**Stated exercise:** In the entries below, copy the lines verbatim, beginning at the line that contains "price-candle [125, 100, 127, 109]" and stopping after the line that contains "price-candle [137, 97, 140, 105]".

**Exercise input:**
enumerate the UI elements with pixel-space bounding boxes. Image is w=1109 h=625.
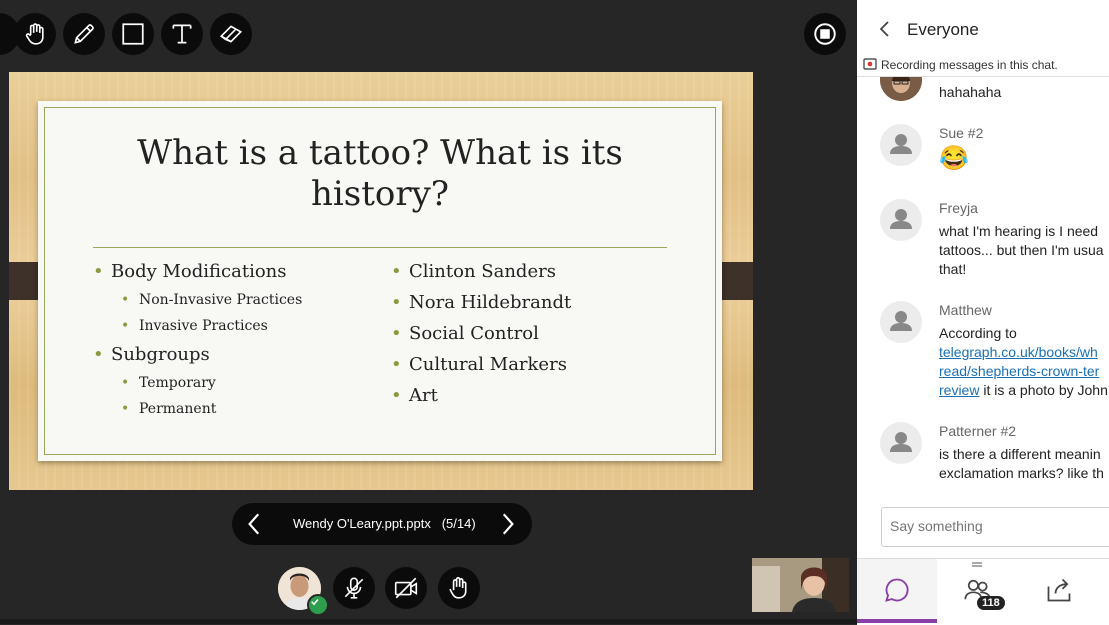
- slide-bullet: Art: [391, 383, 571, 414]
- pencil-icon: [74, 24, 94, 44]
- message-text: According to telegraph.co.uk/books/wh re…: [939, 324, 1108, 400]
- raise-hand-icon: [449, 577, 467, 599]
- presentation-stage: What is a tattoo? What is its history? B…: [0, 0, 857, 624]
- attendee-count-badge: 118: [977, 596, 1005, 610]
- user-placeholder-icon: [890, 134, 912, 154]
- slide-canvas: What is a tattoo? What is its history? B…: [9, 72, 753, 490]
- message-author: Patterner #2: [939, 423, 1017, 439]
- user-photo-icon: [880, 77, 922, 101]
- rectangle-icon: [122, 23, 144, 45]
- slide-bullet: Social Control: [391, 321, 571, 352]
- status-check-icon: [307, 594, 329, 616]
- stop-share-button[interactable]: [804, 13, 846, 55]
- raise-hand-button[interactable]: [438, 567, 480, 609]
- camera-off-icon: [394, 577, 418, 599]
- slide-title: What is a tattoo? What is its history?: [137, 133, 623, 214]
- camera-toggle-button[interactable]: [385, 567, 427, 609]
- slide-bullet: Clinton Sanders: [391, 259, 571, 290]
- user-placeholder-icon: [890, 311, 912, 331]
- chat-title: Everyone: [907, 20, 979, 39]
- stop-share-icon: [814, 23, 836, 45]
- slide-sub-bullet: Invasive Practices: [93, 316, 302, 342]
- recording-icon: [863, 58, 877, 70]
- slide-bullets-left: Body ModificationsNon-Invasive Practices…: [93, 259, 302, 425]
- tab-share-content[interactable]: [1019, 559, 1099, 621]
- message-text-after: it is a photo by John: [979, 382, 1108, 398]
- message-text: is there a different meanin exclamation …: [939, 446, 1104, 481]
- slide-sub-bullet: Non-Invasive Practices: [93, 290, 302, 316]
- slide-bullet: Body Modifications: [93, 259, 302, 290]
- previous-slide-button[interactable]: [242, 511, 268, 537]
- message-author: Sue #2: [939, 125, 984, 141]
- message-text-before: According to: [939, 325, 1017, 341]
- drag-handle-icon[interactable]: [971, 561, 983, 569]
- recording-notice: Recording messages in this chat.: [881, 58, 1058, 72]
- back-chevron-icon[interactable]: [877, 19, 893, 39]
- chat-input[interactable]: [882, 508, 1109, 544]
- stage-footer-bar: [0, 619, 857, 624]
- title-divider: [93, 247, 667, 248]
- slide-bullet: Subgroups: [93, 342, 302, 373]
- slide-sub-bullet: Temporary: [93, 373, 302, 399]
- chat-composer: [881, 507, 1109, 547]
- slide-sub-bullet: Permanent: [93, 399, 302, 425]
- hand-tool-button[interactable]: [14, 13, 56, 55]
- webcam-thumbnail[interactable]: [752, 558, 849, 612]
- message-avatar: [880, 77, 922, 101]
- panel-tab-bar: 118: [857, 558, 1109, 625]
- message-text: what I'm hearing is I need tattoos... bu…: [939, 223, 1104, 277]
- message-author: Matthew: [939, 302, 992, 318]
- file-label: Wendy O'Leary.ppt.pptx (5/14): [293, 516, 476, 531]
- user-placeholder-icon: [890, 209, 912, 229]
- page-indicator: (5/14): [441, 516, 476, 531]
- chat-panel: Everyone Recording messages in this chat…: [857, 0, 1109, 625]
- message-list: hahahaha Sue #2 😂 Freyja what I'm hearin…: [857, 77, 1109, 493]
- message-avatar: [880, 124, 922, 166]
- chat-bubble-icon: [885, 578, 909, 602]
- tab-chat[interactable]: [857, 559, 937, 623]
- message-avatar: [880, 301, 922, 343]
- participant-video-icon: [752, 558, 849, 612]
- user-placeholder-icon: [890, 432, 912, 452]
- next-slide-button[interactable]: [494, 511, 520, 537]
- slide-bullets-right: Clinton SandersNora HildebrandtSocial Co…: [391, 259, 571, 414]
- microphone-muted-icon: [344, 577, 364, 599]
- message-avatar: [880, 422, 922, 464]
- eraser-icon: [219, 25, 243, 43]
- active-tab-indicator: [857, 619, 937, 623]
- slide-navigator: Wendy O'Leary.ppt.pptx (5/14): [232, 503, 532, 545]
- slide-bullet: Cultural Markers: [391, 352, 571, 383]
- pencil-tool-button[interactable]: [63, 13, 105, 55]
- slide-paper: What is a tattoo? What is its history? B…: [38, 101, 722, 461]
- slide-bullet: Nora Hildebrandt: [391, 290, 571, 321]
- message-text: hahahaha: [939, 84, 1002, 100]
- message-author: Freyja: [939, 200, 978, 216]
- share-icon: [1047, 578, 1071, 602]
- rectangle-tool-button[interactable]: [112, 13, 154, 55]
- chat-header: Everyone: [857, 0, 1109, 56]
- eraser-tool-button[interactable]: [210, 13, 252, 55]
- file-name: Wendy O'Leary.ppt.pptx: [293, 516, 431, 531]
- microphone-toggle-button[interactable]: [333, 567, 375, 609]
- message-emoji: 😂: [939, 145, 969, 172]
- text-icon: [172, 24, 192, 44]
- message-avatar: [880, 199, 922, 241]
- hand-icon: [25, 23, 44, 45]
- text-tool-button[interactable]: [161, 13, 203, 55]
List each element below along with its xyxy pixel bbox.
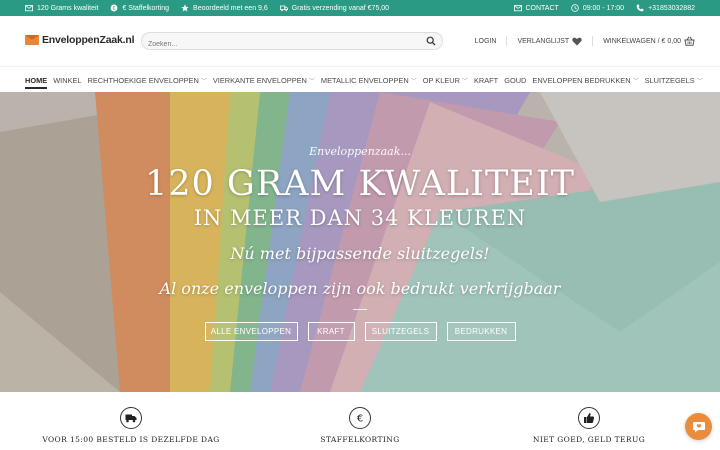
header-account-nav: LOGIN VERLANGLIJST WINKELWAGEN / € 0,00 [475,32,695,50]
clock-icon [571,4,579,12]
star-icon [181,4,189,12]
search-bar [141,32,443,53]
opening-hours: 09:00 - 17:00 [571,4,624,12]
sluitzegels-button[interactable]: SLUITZEGELS [364,322,437,341]
divider [592,36,594,46]
feature-same-day: VOOR 15:00 BESTELD IS DEZELFDE DAG [21,392,241,444]
hero-script-text: Enveloppenzaak... [309,145,411,158]
mail-icon [25,5,33,12]
chat-button[interactable] [685,413,712,440]
chevron-down-icon: ﹀ [200,78,207,85]
phone-link[interactable]: +31853032882 [636,4,695,12]
top-bar: 120 Grams kwaliteit € € Staffelkorting B… [0,0,720,16]
feature-discount: € STAFFELKORTING [250,392,470,444]
feature-label: NIET GOED, GELD TERUG [532,435,646,444]
svg-text:€: € [357,414,363,425]
chat-icon [692,421,705,432]
thumbs-up-icon [578,407,600,429]
hero-subtitle: IN MEER DAN 34 KLEUREN [193,206,527,230]
nav-item-vierkante[interactable]: VIERKANTE ENVELOPPEN ﹀ [213,67,315,93]
euro-circle-icon: € [111,4,118,12]
hero-tagline-1: Nú met bijpassende sluitzegels! [230,244,490,263]
chevron-down-icon: ﹀ [461,78,468,85]
chevron-down-icon: ﹀ [410,78,417,85]
main-navigation: HOME WINKEL RECHTHOEKIGE ENVELOPPEN ﹀ VIE… [0,66,720,92]
hero-banner: Enveloppenzaak... 120 GRAM KWALITEIT IN … [0,92,720,392]
all-envelopes-button[interactable]: ALLE ENVELOPPEN [204,322,298,341]
feature-label: VOOR 15:00 BESTELD IS DEZELFDE DAG [42,435,220,444]
search-icon[interactable] [426,36,436,46]
hero-divider [353,309,367,310]
hero-content: Enveloppenzaak... 120 GRAM KWALITEIT IN … [0,92,720,392]
hero-buttons: ALLE ENVELOPPEN KRAFT SLUITZEGELS BEDRUK… [0,322,720,341]
cart-link[interactable]: WINKELWAGEN / € 0,00 [603,36,695,46]
mail-icon [513,5,522,12]
kraft-button[interactable]: KRAFT [307,322,355,341]
nav-item-bedrukken[interactable]: ENVELOPPEN BEDRUKKEN ﹀ [532,67,638,93]
chevron-down-icon: ﹀ [696,78,703,85]
usp-rating: Beoordeeld met een 9,6 [181,4,268,12]
nav-item-sluitzegels[interactable]: SLUITZEGELS ﹀ [645,67,703,93]
nav-item-metallic[interactable]: METALLIC ENVELOPPEN ﹀ [321,67,417,93]
usp-discount: € € Staffelkorting [110,4,169,12]
chevron-down-icon: ﹀ [632,78,639,85]
truck-icon [279,5,288,12]
envelope-logo-icon [25,35,39,45]
login-link[interactable]: LOGIN [475,38,497,45]
basket-icon [684,36,695,46]
svg-text:€: € [113,6,116,12]
feature-guarantee: NIET GOED, GELD TERUG [479,392,699,444]
logo[interactable]: EnveloppenZaak.nl [25,34,134,46]
nav-item-rechthoekige[interactable]: RECHTHOEKIGE ENVELOPPEN ﹀ [88,67,207,93]
hero-tagline-2: Al onze enveloppen zijn ook bedrukt verk… [159,279,561,298]
euro-icon: € [349,407,371,429]
contact-link[interactable]: CONTACT [513,4,559,12]
bedrukken-button[interactable]: BEDRUKKEN [446,322,516,341]
nav-item-winkel[interactable]: WINKEL [53,67,81,93]
chevron-down-icon: ﹀ [308,78,315,85]
usp-shipping: Gratis verzending vanaf €75,00 [279,4,389,12]
nav-item-kraft[interactable]: KRAFT [474,67,498,93]
divider [506,36,508,46]
truck-icon [120,407,142,429]
logo-text: EnveloppenZaak.nl [42,34,135,46]
features-row: VOOR 15:00 BESTELD IS DEZELFDE DAG € STA… [0,392,720,450]
search-input[interactable] [142,36,412,53]
nav-item-goud[interactable]: GOUD [504,67,526,93]
usp-quality: 120 Grams kwaliteit [25,4,98,12]
phone-icon [636,4,644,12]
site-header: EnveloppenZaak.nl LOGIN VERLANGLIJST WIN… [0,16,720,66]
nav-item-op-kleur[interactable]: OP KLEUR ﹀ [423,67,468,93]
hero-title: 120 GRAM KWALITEIT [144,164,576,204]
heart-icon [572,37,582,45]
nav-item-home[interactable]: HOME [25,67,48,93]
feature-label: STAFFELKORTING [320,435,400,444]
wishlist-link[interactable]: VERLANGLIJST [517,37,582,46]
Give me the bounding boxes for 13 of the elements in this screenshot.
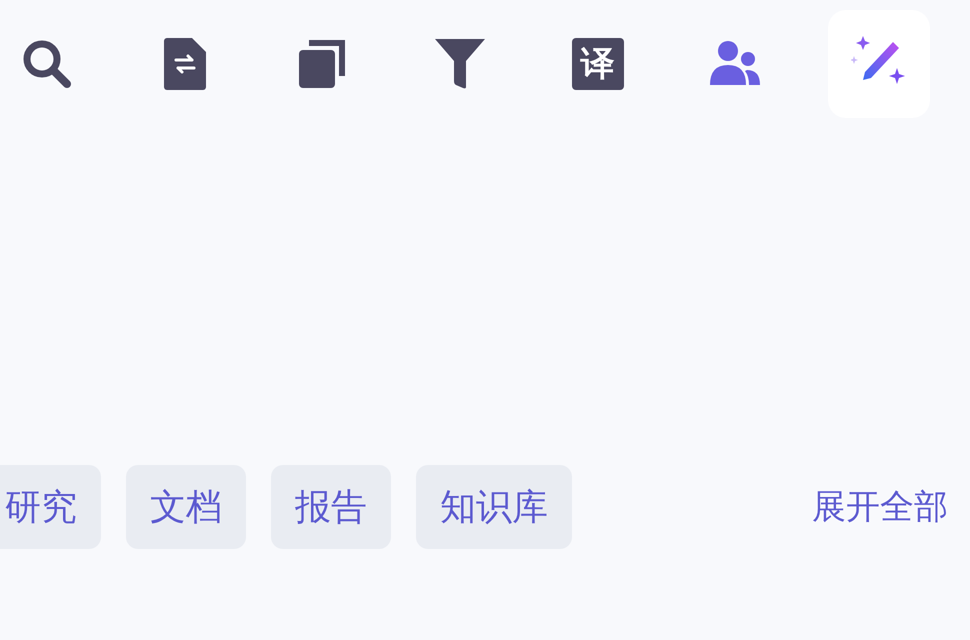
filter-icon bbox=[435, 39, 486, 89]
search-icon bbox=[20, 38, 73, 90]
tag-chip[interactable]: 报告 bbox=[271, 465, 391, 549]
tag-chip[interactable]: 知识库 bbox=[416, 465, 572, 549]
file-swap-icon bbox=[164, 38, 206, 90]
tag-chip[interactable]: 文档 bbox=[126, 465, 246, 549]
toolbar-button[interactable]: 译 bbox=[546, 10, 649, 118]
tag-chip[interactable]: 研究 bbox=[0, 465, 101, 549]
toolbar-button[interactable] bbox=[828, 10, 930, 118]
users-icon bbox=[710, 41, 760, 87]
copy-icon bbox=[299, 40, 346, 88]
translate-icon: 译 bbox=[572, 38, 624, 90]
expand-all-link[interactable]: 展开全部 bbox=[812, 484, 948, 530]
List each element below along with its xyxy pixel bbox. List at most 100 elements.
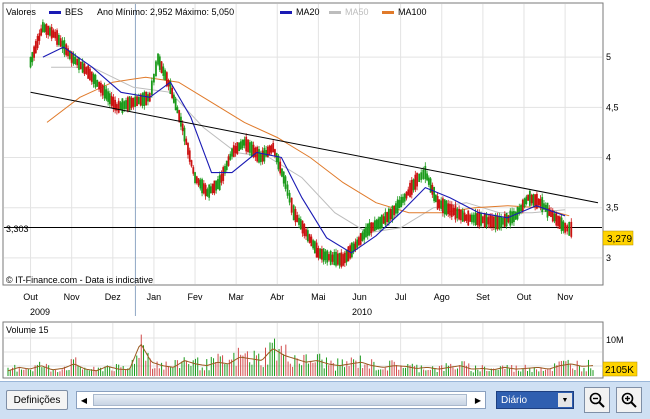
price-candle [125, 100, 127, 109]
price-candle [422, 169, 425, 179]
legend-bes-swatch [49, 11, 61, 14]
price-candle [101, 84, 104, 96]
price-candle [424, 165, 427, 180]
chevron-down-icon[interactable]: ▼ [558, 393, 572, 407]
price-candle [90, 71, 93, 82]
price-candle [483, 213, 486, 228]
legend-prefix: Valores [6, 7, 36, 17]
price-candle [94, 74, 97, 88]
price-candle [387, 208, 390, 223]
y-tick-label: 3,5 [606, 203, 619, 213]
price-candle [566, 225, 569, 232]
price-candle [143, 91, 146, 106]
price-candle [434, 194, 437, 203]
price-candle [281, 168, 283, 177]
price-candle [261, 150, 264, 162]
price-candle [534, 194, 537, 207]
price-candle [525, 196, 528, 204]
price-candle [45, 23, 48, 35]
x-tick-label: Jul [395, 292, 407, 302]
x-tick-label: Jun [352, 292, 367, 302]
scrollbar-thumb[interactable] [93, 394, 467, 406]
price-candle [294, 209, 297, 223]
price-candle [274, 149, 276, 156]
price-candle [296, 215, 299, 222]
price-candle [137, 97, 140, 105]
price-candle [449, 203, 451, 216]
price-candle [197, 178, 200, 186]
price-candle [513, 211, 515, 223]
price-candle [211, 183, 214, 194]
price-candle [232, 145, 235, 157]
price-candle [181, 123, 184, 132]
price-candle [231, 148, 233, 157]
x-tick-label: Jan [147, 292, 162, 302]
price-candle [31, 52, 34, 63]
price-candle [225, 160, 228, 170]
price-candle [119, 102, 122, 111]
price-candle [467, 210, 470, 226]
legend-ma20-swatch [280, 11, 292, 14]
price-candle [183, 127, 186, 142]
price-candle [476, 213, 479, 226]
price-candle [178, 110, 181, 122]
price-candle [96, 79, 99, 87]
price-candle [301, 220, 304, 234]
volume-badge: 2105K [605, 365, 634, 376]
price-candle [412, 179, 415, 191]
price-candle [398, 200, 401, 209]
price-candle [213, 180, 216, 194]
legend-ma100-swatch [382, 11, 394, 14]
price-candle [491, 215, 493, 228]
definitions-button[interactable]: Definições [6, 390, 68, 410]
price-candle [395, 203, 397, 214]
price-candle [440, 200, 443, 209]
price-candle [305, 229, 307, 237]
price-candle [164, 70, 166, 81]
price-candle [288, 192, 291, 203]
price-candle [469, 214, 471, 222]
y-tick-label: 4,5 [606, 102, 619, 112]
price-candle [558, 216, 561, 229]
price-candle [539, 198, 542, 207]
scroll-right-icon[interactable]: ▶ [471, 392, 485, 408]
price-candle [103, 86, 106, 99]
price-candle [465, 214, 468, 221]
price-candle [171, 87, 174, 99]
price-candle [358, 237, 360, 246]
price-candle [89, 68, 91, 81]
price-candle [315, 242, 318, 258]
price-candle [496, 215, 499, 230]
price-candle [52, 30, 55, 38]
price-candle [560, 217, 563, 232]
price-candle [47, 25, 50, 36]
price-candle [427, 177, 430, 185]
price-candle [450, 204, 453, 217]
price-candle [541, 197, 544, 213]
price-candle [259, 152, 262, 163]
price-candle [284, 176, 287, 189]
zoom-in-button[interactable] [616, 387, 642, 413]
price-candle [98, 81, 100, 90]
price-candle [384, 212, 387, 225]
zoom-out-button[interactable] [584, 387, 610, 413]
price-candle [548, 208, 551, 216]
price-candle [509, 210, 512, 226]
price-candle [76, 59, 79, 66]
price-candle [458, 208, 461, 220]
price-candle [336, 253, 339, 265]
timeline-scrollbar[interactable]: ◀ ▶ [76, 391, 486, 409]
price-candle [141, 93, 144, 106]
zoom-out-icon [589, 392, 605, 408]
price-candle [50, 27, 53, 39]
volume-axis-label: 10M [606, 335, 624, 345]
period-select[interactable]: Diário ▼ [496, 391, 574, 409]
price-candle [480, 213, 482, 226]
price-chart[interactable]: Valores BES Ano Mínimo: 2,952 Máximo: 5,… [0, 0, 650, 381]
price-candle [527, 194, 529, 201]
price-candle [126, 97, 129, 111]
price-candle [322, 248, 325, 262]
price-candle [241, 139, 244, 149]
scroll-left-icon[interactable]: ◀ [77, 392, 91, 408]
price-candle [204, 184, 207, 197]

**Exercise output:**
price-candle [125, 100, 127, 109]
price-candle [422, 169, 425, 179]
legend-bes-swatch [49, 11, 61, 14]
price-candle [101, 84, 104, 96]
price-candle [424, 165, 427, 180]
chevron-down-icon[interactable]: ▼ [558, 393, 572, 407]
price-candle [90, 71, 93, 82]
price-candle [483, 213, 486, 228]
legend-prefix: Valores [6, 7, 36, 17]
price-candle [94, 74, 97, 88]
price-candle [387, 208, 390, 223]
y-tick-label: 3,5 [606, 203, 619, 213]
price-candle [566, 225, 569, 232]
price-candle [143, 91, 146, 106]
price-candle [434, 194, 437, 203]
price-candle [281, 168, 283, 177]
price-candle [261, 150, 264, 162]
price-candle [534, 194, 537, 207]
price-candle [525, 196, 528, 204]
price-candle [45, 23, 48, 35]
x-tick-label: Jul [395, 292, 407, 302]
x-tick-label: Jun [352, 292, 367, 302]
scrollbar-thumb[interactable] [93, 394, 467, 406]
price-candle [294, 209, 297, 223]
price-candle [274, 149, 276, 156]
price-candle [296, 215, 299, 222]
price-candle [137, 97, 140, 105]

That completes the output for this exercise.